◆ **Request**: All of the lines below are to be printed again exactly; images are excluded from the output.

◆ **Supplied data**:
###

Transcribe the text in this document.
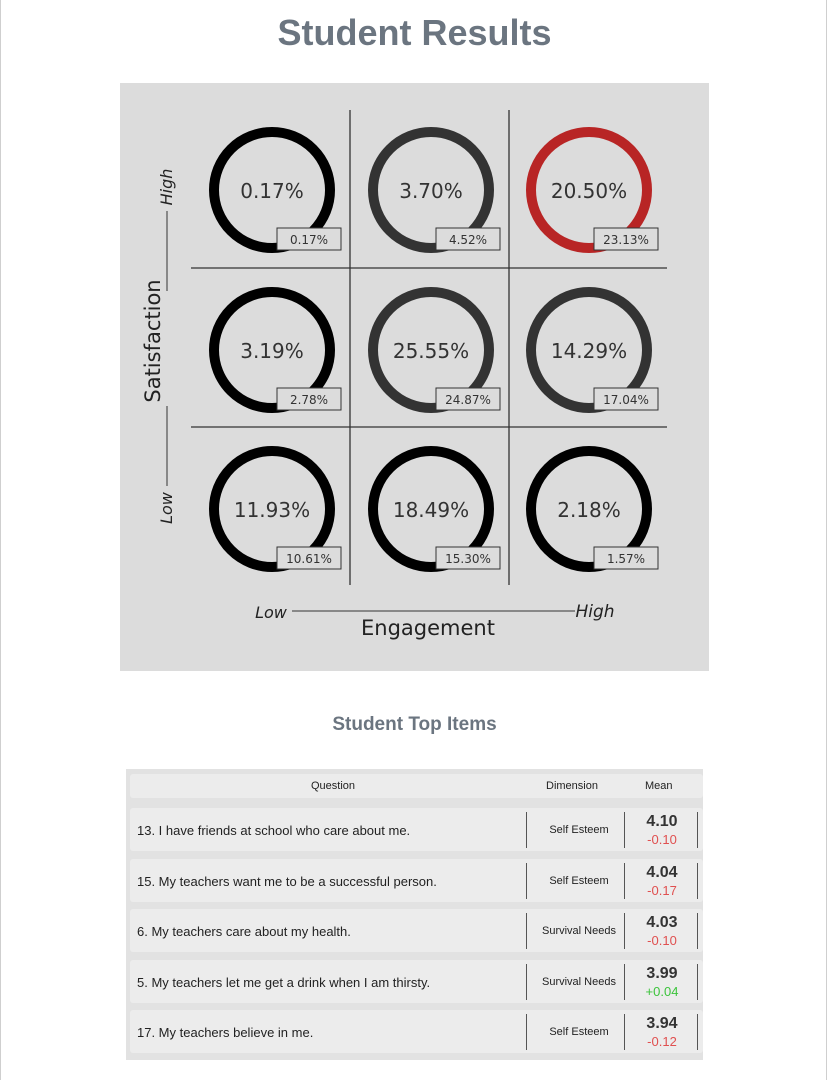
Student Results
High
Satisfaction
Low
Low	High
Engagement
0.17%
0.17%
3.70%
4.52%
20.50%
23.13%
3.19%
2.78%
25.55%
24.87%
14.29%
17.04%
11.93%
10.61%
18.49%
15.30%
2.18%
1.57%
Student Top Items
Question	Dimension	Mean
13. I have friends at school who care about me.	Self Esteem	4.10
-0.10
15. My teachers want me to be a successful person.	Self Esteem	4.04
-0.17
6. My teachers care about my health.	Survival Needs	4.03
-0.10
5. My teachers let me get a drink when I am thirsty.	Survival Needs	3.99
+0.04
17. My teachers believe in me.	Self Esteem	3.94
-0.12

###

◆ **Solution to this exercise**:
Transcribe the text in this document.
Student Results
High
Satisfaction
Low
Low	High
Engagement
0.17%
0.17%
3.70%
4.52%
20.50%
23.13%
3.19%
2.78%
25.55%
24.87%
14.29%
17.04%
11.93%
10.61%
18.49%
15.30%
2.18%
1.57%
Student Top Items
Question	Dimension	Mean
13. I have friends at school who care about me.	Self Esteem	4.10
-0.10
15. My teachers want me to be a successful person.	Self Esteem	4.04
-0.17
6. My teachers care about my health.	Survival Needs	4.03
-0.10
5. My teachers let me get a drink when I am thirsty.	Survival Needs	3.99
+0.04
17. My teachers believe in me.	Self Esteem	3.94
-0.12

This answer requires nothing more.